* MATERIAL TO PROCESS:
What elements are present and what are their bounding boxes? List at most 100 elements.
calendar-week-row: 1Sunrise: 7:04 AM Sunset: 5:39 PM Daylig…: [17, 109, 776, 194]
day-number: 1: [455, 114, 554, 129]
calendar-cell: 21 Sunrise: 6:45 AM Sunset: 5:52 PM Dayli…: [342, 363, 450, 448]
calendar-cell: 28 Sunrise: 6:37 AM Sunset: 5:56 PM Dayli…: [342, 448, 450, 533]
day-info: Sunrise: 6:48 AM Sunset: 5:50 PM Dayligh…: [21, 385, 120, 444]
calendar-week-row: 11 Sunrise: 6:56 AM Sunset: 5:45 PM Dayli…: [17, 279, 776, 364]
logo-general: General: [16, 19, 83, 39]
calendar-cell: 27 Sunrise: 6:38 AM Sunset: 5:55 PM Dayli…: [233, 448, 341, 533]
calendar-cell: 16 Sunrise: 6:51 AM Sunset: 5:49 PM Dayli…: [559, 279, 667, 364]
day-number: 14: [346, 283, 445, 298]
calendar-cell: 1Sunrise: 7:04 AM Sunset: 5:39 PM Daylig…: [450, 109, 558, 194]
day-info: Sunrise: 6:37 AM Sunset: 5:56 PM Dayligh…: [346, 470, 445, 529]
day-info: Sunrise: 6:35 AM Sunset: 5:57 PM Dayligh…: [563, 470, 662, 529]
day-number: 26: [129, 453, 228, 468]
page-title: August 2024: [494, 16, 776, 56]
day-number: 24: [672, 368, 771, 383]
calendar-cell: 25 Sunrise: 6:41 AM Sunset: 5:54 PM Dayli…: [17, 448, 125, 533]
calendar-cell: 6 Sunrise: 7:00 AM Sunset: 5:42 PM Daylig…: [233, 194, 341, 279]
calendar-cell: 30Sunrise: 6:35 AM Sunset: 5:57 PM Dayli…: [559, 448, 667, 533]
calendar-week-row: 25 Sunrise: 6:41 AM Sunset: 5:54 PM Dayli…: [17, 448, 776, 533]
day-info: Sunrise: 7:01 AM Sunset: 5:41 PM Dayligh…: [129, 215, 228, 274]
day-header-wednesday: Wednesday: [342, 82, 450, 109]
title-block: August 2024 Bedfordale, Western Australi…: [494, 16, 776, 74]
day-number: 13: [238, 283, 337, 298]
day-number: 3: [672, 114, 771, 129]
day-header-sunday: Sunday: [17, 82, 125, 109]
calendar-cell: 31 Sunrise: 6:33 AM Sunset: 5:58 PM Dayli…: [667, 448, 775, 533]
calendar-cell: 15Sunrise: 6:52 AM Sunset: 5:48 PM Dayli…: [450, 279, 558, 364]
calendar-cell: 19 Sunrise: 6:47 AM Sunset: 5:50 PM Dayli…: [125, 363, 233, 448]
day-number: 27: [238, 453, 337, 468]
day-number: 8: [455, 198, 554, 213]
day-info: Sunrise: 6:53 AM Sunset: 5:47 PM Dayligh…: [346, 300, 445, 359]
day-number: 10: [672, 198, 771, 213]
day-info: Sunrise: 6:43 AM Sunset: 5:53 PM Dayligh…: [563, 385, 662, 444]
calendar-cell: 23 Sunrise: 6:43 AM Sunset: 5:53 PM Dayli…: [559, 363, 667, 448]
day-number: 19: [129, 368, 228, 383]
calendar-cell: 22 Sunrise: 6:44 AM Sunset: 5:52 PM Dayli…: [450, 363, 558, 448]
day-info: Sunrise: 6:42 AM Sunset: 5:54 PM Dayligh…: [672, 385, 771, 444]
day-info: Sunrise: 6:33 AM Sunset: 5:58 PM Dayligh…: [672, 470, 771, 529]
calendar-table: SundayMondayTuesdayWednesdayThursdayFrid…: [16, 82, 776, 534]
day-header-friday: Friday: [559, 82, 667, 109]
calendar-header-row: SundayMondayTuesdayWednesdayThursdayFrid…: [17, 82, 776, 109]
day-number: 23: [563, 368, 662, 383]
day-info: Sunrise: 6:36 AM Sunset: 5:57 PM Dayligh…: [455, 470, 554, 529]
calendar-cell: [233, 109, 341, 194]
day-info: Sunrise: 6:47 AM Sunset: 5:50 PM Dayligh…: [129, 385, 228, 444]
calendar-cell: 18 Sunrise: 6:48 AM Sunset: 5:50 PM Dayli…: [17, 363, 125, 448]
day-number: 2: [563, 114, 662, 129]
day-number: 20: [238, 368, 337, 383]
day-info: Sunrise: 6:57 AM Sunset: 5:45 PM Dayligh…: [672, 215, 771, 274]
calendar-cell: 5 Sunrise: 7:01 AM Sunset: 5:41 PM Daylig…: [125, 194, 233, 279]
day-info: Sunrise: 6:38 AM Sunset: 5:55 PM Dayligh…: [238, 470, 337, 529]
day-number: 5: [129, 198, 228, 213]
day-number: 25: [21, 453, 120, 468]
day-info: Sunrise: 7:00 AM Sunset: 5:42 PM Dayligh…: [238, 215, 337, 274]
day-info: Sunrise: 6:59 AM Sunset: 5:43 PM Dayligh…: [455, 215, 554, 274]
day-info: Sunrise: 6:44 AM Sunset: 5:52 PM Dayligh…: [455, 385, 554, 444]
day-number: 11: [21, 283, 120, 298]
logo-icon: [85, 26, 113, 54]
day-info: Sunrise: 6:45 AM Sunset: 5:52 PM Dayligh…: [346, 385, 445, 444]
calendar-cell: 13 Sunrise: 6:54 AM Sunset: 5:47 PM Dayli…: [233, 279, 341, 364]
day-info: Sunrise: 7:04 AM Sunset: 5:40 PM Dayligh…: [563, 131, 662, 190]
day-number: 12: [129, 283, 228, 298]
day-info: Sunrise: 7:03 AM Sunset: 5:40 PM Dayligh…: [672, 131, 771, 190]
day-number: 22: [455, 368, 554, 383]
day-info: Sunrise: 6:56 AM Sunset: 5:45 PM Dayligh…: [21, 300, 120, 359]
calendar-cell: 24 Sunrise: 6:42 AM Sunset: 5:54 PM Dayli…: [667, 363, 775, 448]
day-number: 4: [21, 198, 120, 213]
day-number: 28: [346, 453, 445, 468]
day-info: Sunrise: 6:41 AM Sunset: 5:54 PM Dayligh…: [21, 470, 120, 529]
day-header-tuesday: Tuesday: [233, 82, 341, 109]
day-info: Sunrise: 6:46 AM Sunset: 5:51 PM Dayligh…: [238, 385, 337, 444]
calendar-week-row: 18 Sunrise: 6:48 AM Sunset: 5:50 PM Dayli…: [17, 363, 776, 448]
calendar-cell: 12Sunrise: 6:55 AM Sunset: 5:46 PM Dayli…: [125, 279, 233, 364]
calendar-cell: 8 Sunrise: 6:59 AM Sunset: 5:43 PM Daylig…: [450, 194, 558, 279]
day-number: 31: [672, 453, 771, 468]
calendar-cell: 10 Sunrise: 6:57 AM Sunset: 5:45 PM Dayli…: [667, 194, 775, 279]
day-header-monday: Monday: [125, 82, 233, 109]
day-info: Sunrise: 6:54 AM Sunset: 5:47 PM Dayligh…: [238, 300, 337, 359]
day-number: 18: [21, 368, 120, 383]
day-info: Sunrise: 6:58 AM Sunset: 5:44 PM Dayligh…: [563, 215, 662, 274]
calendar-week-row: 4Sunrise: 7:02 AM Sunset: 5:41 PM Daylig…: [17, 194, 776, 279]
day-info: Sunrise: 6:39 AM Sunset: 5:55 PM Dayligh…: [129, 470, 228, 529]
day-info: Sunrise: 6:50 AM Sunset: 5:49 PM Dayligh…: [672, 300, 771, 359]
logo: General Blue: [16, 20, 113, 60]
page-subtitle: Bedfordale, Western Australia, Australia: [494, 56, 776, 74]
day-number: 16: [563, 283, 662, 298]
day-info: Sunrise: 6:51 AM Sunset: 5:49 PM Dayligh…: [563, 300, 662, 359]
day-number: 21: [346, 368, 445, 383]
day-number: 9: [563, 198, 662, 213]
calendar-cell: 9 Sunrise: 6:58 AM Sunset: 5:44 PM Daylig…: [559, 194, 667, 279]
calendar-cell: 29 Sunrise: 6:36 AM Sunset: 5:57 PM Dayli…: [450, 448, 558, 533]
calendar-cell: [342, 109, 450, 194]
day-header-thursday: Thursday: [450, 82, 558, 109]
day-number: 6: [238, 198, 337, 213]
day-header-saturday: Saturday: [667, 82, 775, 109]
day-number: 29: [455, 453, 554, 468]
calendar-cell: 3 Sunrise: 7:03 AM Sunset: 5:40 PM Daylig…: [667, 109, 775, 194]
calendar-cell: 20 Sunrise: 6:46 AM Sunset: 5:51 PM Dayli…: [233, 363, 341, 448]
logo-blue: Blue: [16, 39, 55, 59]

* * *

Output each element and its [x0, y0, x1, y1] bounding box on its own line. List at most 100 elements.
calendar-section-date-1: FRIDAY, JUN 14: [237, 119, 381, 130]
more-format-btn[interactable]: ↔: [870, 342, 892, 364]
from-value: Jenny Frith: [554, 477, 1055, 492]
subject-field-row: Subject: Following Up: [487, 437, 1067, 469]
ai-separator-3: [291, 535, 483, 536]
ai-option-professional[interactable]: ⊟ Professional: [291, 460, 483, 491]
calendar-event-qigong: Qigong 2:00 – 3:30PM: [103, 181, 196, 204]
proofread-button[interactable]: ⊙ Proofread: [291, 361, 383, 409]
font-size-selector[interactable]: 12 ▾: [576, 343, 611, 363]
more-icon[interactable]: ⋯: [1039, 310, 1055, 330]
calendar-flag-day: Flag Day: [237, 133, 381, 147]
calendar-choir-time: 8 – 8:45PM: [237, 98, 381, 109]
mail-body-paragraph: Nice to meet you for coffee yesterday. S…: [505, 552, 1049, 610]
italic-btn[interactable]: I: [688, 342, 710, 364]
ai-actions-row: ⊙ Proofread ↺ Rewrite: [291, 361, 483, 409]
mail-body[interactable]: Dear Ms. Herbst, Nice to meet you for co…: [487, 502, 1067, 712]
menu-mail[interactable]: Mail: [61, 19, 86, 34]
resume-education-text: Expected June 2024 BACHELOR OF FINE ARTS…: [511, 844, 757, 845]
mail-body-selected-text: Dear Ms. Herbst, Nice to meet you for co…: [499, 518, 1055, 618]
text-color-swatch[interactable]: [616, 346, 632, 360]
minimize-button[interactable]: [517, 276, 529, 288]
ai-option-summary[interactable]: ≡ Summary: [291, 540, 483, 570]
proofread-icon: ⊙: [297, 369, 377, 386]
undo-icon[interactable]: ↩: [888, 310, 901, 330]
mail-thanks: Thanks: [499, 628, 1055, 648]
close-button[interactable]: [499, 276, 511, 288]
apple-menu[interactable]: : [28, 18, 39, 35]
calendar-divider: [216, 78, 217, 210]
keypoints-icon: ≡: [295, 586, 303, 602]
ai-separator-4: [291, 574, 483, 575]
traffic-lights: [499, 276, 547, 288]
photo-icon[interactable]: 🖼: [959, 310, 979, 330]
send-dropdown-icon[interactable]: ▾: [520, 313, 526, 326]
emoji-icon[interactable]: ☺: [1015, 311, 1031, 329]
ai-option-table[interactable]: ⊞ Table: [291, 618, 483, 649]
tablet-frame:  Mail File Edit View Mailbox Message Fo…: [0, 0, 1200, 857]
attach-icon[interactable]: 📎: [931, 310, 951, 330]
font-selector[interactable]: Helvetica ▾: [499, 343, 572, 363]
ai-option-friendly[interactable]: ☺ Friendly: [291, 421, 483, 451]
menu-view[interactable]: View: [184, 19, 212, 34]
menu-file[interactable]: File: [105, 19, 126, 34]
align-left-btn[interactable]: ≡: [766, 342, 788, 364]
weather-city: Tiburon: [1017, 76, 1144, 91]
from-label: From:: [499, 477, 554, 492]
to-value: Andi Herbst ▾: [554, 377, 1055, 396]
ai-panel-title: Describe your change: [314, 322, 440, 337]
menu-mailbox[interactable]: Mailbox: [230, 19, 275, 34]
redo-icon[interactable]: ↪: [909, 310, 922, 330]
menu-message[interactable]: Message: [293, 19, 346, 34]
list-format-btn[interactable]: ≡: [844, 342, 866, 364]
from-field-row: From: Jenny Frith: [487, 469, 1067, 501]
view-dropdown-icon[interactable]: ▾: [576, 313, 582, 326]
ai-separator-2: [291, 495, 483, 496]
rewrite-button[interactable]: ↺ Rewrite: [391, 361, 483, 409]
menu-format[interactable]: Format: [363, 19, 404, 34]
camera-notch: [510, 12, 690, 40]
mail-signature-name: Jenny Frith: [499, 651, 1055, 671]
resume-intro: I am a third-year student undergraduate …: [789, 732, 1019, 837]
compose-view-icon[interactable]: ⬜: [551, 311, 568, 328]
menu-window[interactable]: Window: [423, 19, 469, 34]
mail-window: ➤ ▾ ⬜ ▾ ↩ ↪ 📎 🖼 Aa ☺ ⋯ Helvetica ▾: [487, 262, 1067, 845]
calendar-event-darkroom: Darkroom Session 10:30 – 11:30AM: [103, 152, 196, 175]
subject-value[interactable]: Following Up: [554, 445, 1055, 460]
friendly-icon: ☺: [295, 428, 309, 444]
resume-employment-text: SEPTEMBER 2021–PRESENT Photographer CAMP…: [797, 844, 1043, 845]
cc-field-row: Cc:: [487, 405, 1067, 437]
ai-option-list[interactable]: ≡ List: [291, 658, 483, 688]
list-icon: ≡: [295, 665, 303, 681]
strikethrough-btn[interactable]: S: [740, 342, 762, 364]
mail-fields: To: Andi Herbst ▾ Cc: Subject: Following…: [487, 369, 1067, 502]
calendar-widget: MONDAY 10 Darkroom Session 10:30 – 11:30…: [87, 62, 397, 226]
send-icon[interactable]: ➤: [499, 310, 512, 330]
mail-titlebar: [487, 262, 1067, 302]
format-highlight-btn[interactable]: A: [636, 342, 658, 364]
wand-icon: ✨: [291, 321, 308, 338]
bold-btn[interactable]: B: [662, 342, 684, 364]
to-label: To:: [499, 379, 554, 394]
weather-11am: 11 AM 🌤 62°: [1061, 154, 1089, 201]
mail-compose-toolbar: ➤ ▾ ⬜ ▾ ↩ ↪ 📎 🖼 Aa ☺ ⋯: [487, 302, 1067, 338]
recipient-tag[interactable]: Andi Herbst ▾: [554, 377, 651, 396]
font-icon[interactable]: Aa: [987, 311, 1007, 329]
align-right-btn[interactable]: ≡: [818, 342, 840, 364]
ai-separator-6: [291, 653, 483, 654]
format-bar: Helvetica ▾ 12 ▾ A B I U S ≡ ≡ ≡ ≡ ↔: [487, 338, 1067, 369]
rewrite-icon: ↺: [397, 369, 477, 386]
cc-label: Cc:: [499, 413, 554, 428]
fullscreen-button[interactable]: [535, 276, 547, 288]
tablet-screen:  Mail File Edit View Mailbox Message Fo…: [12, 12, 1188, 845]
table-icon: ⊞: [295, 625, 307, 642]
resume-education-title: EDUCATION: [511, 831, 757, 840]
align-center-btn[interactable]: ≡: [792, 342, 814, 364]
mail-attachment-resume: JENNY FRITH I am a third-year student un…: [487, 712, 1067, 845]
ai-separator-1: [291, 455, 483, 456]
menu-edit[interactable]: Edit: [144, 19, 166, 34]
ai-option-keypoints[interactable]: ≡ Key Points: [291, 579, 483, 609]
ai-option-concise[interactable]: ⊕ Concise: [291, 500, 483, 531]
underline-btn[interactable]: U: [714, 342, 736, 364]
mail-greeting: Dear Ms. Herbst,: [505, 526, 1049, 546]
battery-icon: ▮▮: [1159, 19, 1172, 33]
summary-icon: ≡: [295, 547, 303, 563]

* WRITTEN EXERCISE:
Copy out everything from the line containing "Output each element" down to the line containing "from-value: Jenny Frith: [554, 477, 1055, 492]", both included, in the same form as the material.

* THE OUTPUT:
Output each element and its [x0, y0, x1, y1] bounding box on its own line. List at most 100 elements.
calendar-section-date-1: FRIDAY, JUN 14: [237, 119, 381, 130]
more-format-btn[interactable]: ↔: [870, 342, 892, 364]
from-value: Jenny Frith: [554, 477, 1055, 492]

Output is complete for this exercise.